## Written request
Search the listing below for "FITNESS". Copy each matching line.

[Stored data]
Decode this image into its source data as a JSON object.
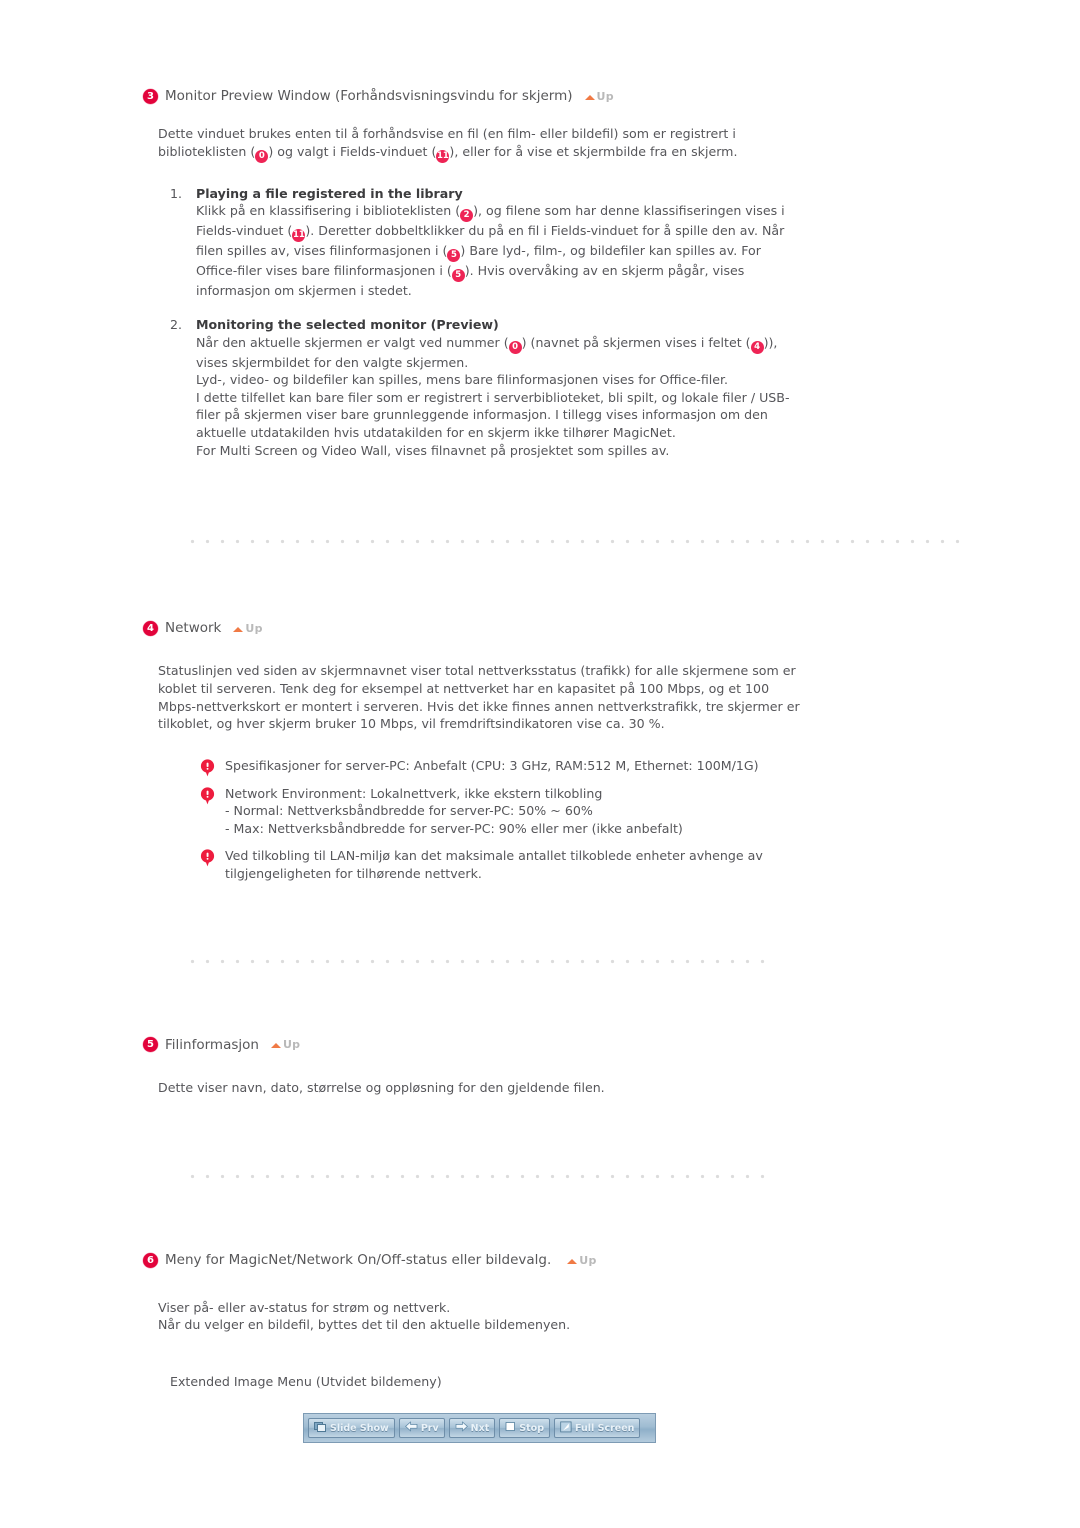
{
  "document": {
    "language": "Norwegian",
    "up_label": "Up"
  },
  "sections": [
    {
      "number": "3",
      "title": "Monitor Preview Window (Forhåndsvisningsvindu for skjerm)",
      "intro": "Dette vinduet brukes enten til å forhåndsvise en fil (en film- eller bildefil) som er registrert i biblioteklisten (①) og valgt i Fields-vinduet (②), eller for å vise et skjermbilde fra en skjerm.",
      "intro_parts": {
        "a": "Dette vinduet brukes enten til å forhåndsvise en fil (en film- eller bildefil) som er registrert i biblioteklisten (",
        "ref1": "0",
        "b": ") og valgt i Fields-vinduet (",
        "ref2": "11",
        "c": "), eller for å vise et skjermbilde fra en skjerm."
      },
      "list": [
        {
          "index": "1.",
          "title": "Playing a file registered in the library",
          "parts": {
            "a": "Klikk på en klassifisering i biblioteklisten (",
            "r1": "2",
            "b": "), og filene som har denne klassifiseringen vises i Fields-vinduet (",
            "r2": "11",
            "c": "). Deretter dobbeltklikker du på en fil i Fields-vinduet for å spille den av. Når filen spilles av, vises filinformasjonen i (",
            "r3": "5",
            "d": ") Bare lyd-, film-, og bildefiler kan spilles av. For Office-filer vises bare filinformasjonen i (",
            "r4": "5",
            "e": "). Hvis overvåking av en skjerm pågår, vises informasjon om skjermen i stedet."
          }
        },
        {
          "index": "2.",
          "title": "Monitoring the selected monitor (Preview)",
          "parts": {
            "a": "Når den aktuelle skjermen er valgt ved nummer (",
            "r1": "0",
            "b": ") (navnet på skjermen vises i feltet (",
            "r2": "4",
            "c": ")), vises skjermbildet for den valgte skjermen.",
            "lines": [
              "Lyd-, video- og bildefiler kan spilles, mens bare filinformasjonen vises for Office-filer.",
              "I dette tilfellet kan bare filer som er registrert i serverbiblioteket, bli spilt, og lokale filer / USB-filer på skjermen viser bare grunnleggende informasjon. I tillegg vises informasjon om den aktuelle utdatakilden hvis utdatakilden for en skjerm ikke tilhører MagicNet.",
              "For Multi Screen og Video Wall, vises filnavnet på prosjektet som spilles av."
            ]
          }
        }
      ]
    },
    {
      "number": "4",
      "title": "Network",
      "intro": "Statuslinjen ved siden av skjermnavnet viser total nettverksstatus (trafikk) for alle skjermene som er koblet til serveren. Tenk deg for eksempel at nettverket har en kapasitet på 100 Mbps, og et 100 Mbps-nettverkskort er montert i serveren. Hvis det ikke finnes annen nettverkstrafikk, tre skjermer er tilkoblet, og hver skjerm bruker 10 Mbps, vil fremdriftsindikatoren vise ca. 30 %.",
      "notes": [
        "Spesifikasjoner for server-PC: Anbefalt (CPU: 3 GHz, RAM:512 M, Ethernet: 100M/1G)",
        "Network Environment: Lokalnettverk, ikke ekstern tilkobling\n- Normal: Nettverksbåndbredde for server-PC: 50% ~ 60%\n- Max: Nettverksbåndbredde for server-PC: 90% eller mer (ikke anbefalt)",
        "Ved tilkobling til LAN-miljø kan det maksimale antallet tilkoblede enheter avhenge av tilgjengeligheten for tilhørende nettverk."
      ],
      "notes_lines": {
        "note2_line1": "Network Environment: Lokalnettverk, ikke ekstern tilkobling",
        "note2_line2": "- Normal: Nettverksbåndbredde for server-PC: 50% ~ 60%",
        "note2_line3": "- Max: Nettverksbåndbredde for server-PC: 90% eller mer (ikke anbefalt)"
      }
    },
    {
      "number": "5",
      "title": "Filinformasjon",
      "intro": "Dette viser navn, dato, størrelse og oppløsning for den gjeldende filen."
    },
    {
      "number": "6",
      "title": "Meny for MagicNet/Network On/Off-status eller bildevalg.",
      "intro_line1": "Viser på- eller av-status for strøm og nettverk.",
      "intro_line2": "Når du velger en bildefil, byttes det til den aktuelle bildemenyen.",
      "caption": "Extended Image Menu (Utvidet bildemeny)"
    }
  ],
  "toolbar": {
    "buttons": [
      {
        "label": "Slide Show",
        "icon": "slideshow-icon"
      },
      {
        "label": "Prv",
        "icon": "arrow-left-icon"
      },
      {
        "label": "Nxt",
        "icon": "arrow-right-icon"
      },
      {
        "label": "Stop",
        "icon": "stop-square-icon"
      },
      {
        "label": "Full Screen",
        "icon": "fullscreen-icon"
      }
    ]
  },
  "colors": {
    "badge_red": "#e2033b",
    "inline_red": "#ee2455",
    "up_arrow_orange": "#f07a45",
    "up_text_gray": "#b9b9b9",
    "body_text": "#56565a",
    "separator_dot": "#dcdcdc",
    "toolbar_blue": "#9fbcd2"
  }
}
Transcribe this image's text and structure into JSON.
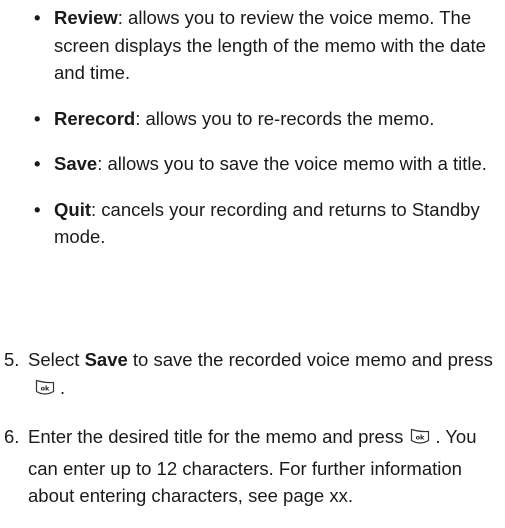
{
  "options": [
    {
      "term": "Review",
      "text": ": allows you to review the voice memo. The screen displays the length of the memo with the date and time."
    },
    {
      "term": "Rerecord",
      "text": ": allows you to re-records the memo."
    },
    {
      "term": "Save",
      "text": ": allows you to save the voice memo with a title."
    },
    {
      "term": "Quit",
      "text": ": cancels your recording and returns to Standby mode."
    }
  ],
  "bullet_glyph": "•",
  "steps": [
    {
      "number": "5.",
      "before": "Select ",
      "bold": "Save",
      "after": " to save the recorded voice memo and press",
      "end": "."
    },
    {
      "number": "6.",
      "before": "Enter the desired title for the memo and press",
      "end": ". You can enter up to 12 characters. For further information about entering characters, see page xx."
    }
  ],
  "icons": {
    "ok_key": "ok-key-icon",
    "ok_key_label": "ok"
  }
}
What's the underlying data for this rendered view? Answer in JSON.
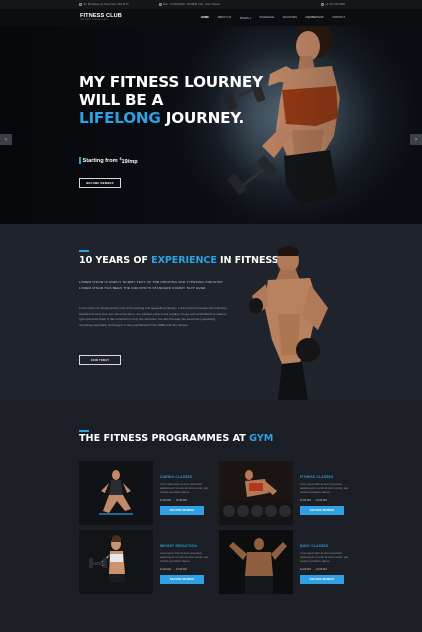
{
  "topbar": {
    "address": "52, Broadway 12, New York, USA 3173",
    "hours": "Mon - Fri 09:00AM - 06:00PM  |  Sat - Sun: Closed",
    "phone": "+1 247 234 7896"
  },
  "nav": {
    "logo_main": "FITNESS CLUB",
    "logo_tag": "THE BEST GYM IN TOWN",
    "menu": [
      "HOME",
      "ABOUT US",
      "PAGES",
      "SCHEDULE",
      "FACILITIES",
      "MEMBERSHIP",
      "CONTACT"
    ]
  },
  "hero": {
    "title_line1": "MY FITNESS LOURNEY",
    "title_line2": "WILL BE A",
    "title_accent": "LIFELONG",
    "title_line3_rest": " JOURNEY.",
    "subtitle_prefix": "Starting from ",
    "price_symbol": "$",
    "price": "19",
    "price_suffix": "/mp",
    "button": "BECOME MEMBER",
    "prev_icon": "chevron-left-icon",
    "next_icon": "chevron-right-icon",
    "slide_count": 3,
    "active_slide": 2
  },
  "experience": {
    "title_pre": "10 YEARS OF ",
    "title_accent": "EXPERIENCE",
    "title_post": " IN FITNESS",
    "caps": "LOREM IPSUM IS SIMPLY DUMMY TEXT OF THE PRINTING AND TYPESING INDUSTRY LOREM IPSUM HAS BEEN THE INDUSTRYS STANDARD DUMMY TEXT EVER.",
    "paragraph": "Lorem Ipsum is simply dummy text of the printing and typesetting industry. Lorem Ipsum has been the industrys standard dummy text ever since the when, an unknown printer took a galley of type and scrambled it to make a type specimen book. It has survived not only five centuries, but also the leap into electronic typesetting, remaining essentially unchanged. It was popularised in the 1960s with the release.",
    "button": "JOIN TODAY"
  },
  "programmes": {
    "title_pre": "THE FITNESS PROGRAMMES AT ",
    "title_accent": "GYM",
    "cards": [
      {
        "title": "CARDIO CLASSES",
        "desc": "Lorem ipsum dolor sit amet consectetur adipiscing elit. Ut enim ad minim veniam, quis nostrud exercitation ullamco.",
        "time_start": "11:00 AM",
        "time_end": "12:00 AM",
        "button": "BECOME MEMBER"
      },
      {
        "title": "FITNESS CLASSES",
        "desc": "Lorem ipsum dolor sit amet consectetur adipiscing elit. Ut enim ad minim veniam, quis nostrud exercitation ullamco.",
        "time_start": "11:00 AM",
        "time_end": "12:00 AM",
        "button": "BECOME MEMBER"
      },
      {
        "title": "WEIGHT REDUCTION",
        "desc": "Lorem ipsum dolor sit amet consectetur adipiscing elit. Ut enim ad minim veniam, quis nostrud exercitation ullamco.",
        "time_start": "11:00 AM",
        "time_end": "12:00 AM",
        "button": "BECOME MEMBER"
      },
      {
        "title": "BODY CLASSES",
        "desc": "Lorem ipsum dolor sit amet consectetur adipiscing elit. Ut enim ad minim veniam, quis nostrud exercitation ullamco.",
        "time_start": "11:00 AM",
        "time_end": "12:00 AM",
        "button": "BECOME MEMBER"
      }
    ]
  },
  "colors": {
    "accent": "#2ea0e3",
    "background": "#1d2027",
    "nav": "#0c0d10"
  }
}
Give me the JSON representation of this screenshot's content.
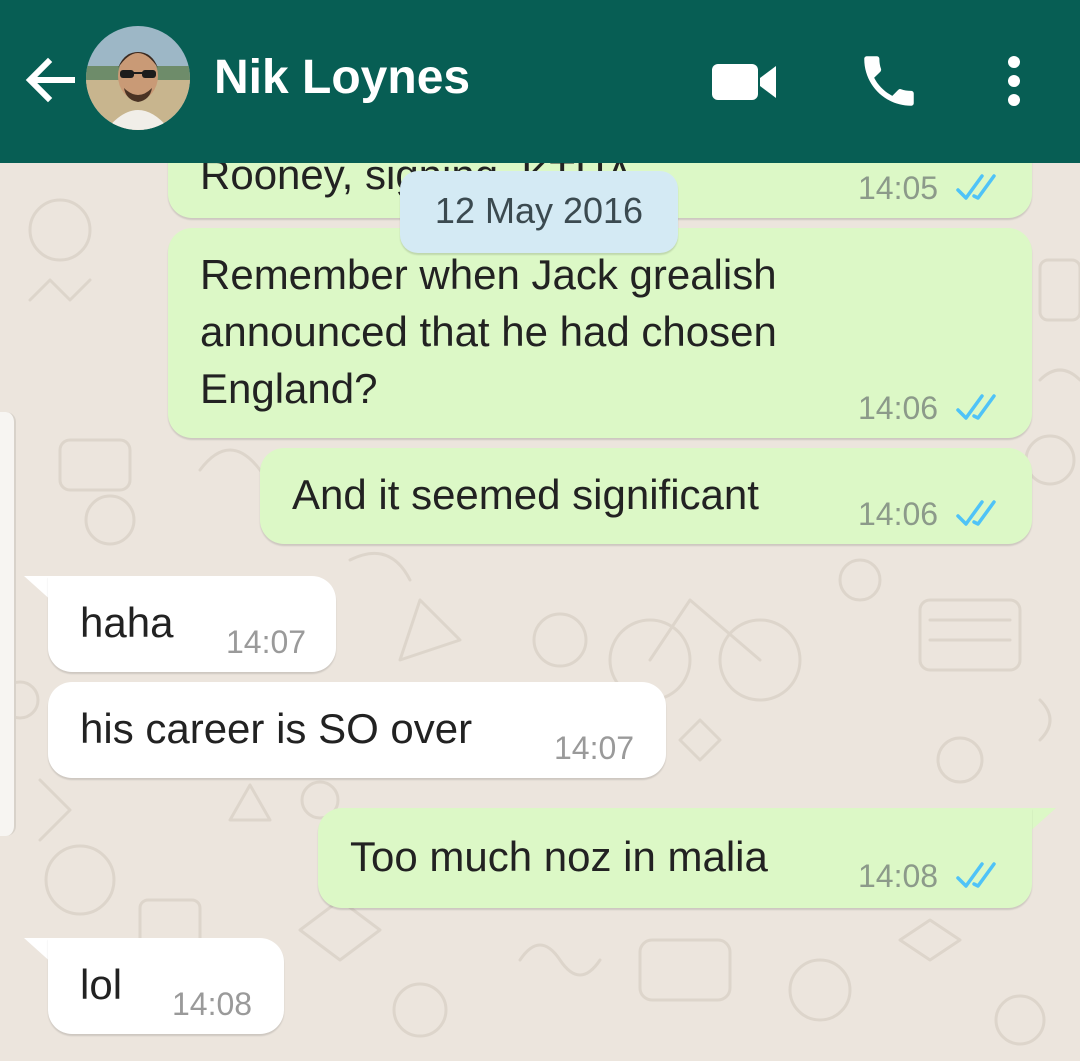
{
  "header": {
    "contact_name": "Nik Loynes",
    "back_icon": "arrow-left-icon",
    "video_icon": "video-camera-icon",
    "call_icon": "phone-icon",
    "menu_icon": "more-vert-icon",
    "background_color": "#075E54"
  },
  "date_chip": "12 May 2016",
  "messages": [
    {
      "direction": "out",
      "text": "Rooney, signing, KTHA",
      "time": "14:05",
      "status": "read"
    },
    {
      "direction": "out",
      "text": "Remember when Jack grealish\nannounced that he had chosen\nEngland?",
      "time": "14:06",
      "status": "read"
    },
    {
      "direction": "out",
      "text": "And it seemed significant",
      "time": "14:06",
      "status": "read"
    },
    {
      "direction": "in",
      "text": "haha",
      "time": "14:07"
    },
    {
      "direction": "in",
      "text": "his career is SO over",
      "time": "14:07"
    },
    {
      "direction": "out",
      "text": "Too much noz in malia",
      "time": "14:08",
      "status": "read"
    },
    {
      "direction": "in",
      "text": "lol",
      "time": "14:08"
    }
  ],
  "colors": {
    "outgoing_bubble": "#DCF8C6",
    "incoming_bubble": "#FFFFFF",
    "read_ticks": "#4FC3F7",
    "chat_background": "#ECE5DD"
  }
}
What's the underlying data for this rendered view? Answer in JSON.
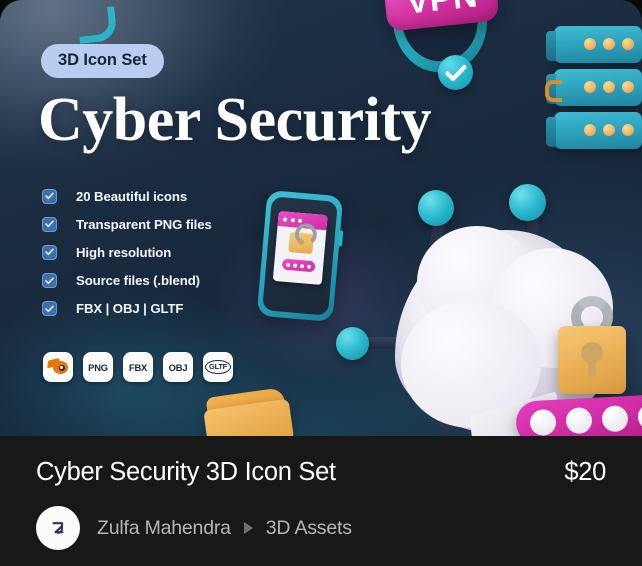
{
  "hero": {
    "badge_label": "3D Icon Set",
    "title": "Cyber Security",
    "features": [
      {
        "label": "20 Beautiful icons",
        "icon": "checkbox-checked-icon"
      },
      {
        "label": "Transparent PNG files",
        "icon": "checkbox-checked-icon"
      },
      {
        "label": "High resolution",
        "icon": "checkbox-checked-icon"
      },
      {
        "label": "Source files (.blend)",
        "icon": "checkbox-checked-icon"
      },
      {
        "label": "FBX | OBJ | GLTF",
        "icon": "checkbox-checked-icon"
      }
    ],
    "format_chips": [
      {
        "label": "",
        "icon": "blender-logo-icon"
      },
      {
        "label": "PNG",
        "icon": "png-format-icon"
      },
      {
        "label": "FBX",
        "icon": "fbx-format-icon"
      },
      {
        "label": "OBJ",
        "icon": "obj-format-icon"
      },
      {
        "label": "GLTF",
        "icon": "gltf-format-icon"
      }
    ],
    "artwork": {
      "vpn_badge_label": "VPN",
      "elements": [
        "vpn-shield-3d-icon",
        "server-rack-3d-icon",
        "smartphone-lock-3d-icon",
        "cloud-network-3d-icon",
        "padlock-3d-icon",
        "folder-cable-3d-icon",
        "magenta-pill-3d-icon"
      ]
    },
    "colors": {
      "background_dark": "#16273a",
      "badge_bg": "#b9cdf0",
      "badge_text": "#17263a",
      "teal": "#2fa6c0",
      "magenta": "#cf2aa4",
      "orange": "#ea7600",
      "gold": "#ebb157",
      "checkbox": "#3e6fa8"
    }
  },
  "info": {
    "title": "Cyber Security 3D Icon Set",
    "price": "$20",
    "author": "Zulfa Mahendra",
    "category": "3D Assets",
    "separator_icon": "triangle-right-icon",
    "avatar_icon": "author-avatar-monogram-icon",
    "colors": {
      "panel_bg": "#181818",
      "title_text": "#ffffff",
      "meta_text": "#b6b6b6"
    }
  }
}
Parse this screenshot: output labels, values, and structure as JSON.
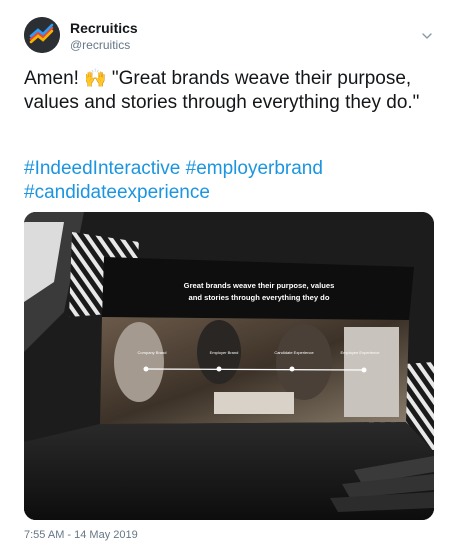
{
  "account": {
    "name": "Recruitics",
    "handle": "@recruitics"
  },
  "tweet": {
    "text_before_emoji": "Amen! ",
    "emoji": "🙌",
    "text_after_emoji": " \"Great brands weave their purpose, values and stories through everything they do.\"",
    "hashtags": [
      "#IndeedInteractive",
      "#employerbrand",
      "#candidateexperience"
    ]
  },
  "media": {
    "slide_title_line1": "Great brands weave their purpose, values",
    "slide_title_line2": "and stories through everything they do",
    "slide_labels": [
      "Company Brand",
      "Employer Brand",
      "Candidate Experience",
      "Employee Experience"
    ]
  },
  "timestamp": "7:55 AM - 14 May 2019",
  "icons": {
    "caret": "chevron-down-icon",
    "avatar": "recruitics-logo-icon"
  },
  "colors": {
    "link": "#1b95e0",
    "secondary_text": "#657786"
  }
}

## Answer to the exercise
    "logo_main": "FITNESS CLUB",
    "title_line1": "MY FITNESS LOURNEY",
    "title_post": " IN FITNESS",
    "title_pre": "THE FITNESS PROGRAMMES AT ",
        "title": "FITNESS CLASSES",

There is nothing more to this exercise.